Problem requirements: Check every line of the entries below for the word "Lord", and copy the ones that have it.

Stored dataset items
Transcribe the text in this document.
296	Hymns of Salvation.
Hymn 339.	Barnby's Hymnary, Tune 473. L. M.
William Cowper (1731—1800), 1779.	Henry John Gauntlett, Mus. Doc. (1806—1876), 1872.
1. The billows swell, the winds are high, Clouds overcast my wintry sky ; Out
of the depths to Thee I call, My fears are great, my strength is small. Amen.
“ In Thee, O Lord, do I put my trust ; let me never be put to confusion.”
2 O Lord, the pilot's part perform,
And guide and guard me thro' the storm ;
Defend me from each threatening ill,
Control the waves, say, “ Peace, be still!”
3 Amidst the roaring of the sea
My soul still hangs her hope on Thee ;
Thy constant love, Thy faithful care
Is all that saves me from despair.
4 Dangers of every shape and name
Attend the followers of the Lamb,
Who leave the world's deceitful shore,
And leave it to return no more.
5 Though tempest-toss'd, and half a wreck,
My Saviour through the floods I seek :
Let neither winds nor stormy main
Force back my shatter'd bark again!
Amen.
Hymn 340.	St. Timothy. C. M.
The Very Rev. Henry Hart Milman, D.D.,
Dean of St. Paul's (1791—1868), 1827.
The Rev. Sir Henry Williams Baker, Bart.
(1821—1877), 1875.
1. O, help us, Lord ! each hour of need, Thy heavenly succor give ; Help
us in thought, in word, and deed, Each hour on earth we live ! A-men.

Reply to the exercise:
“ In Thee, O Lord, do I put my trust ; let me never be put to confusion.”
2 O Lord, the pilot's part perform,
1. O, help us, Lord ! each hour of need, Thy heavenly succor give ; Help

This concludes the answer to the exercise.